Stated task >>
Find the lines holding "Agresores" and copy them.

Structured figure records
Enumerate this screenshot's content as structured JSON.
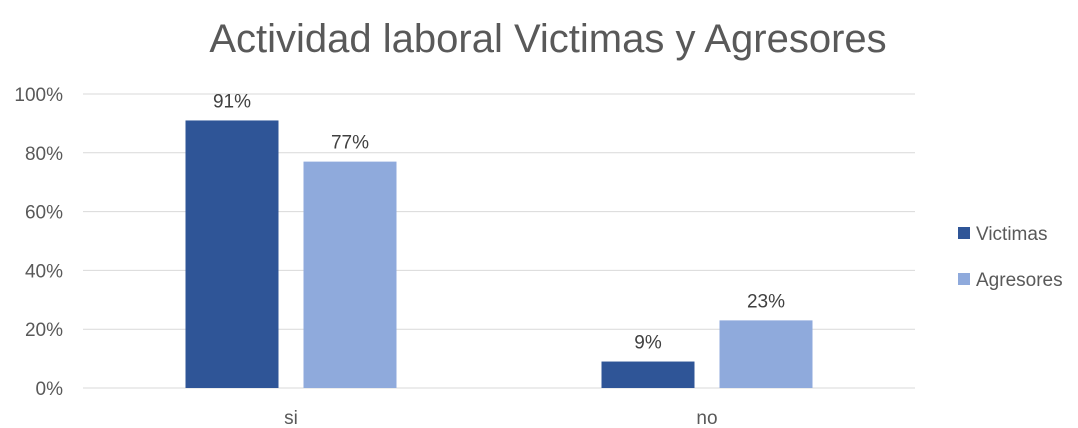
{
  "chart_data": {
    "type": "bar",
    "title": "Actividad laboral Victimas y Agresores",
    "xlabel": "",
    "ylabel": "",
    "categories": [
      "si",
      "no"
    ],
    "series": [
      {
        "name": "Victimas",
        "values": [
          0.91,
          0.09
        ],
        "labels": [
          "91%",
          "9%"
        ],
        "color": "#2f5597"
      },
      {
        "name": "Agresores",
        "values": [
          0.77,
          0.23
        ],
        "labels": [
          "77%",
          "23%"
        ],
        "color": "#8faadc"
      }
    ],
    "ylim": [
      0,
      1
    ],
    "yticks": [
      0,
      0.2,
      0.4,
      0.6,
      0.8,
      1.0
    ],
    "ytick_labels": [
      "0%",
      "20%",
      "40%",
      "60%",
      "80%",
      "100%"
    ],
    "grid": true,
    "legend_position": "right"
  }
}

Task response >>
    "title": "Actividad laboral Victimas y Agresores",
        "name": "Agresores",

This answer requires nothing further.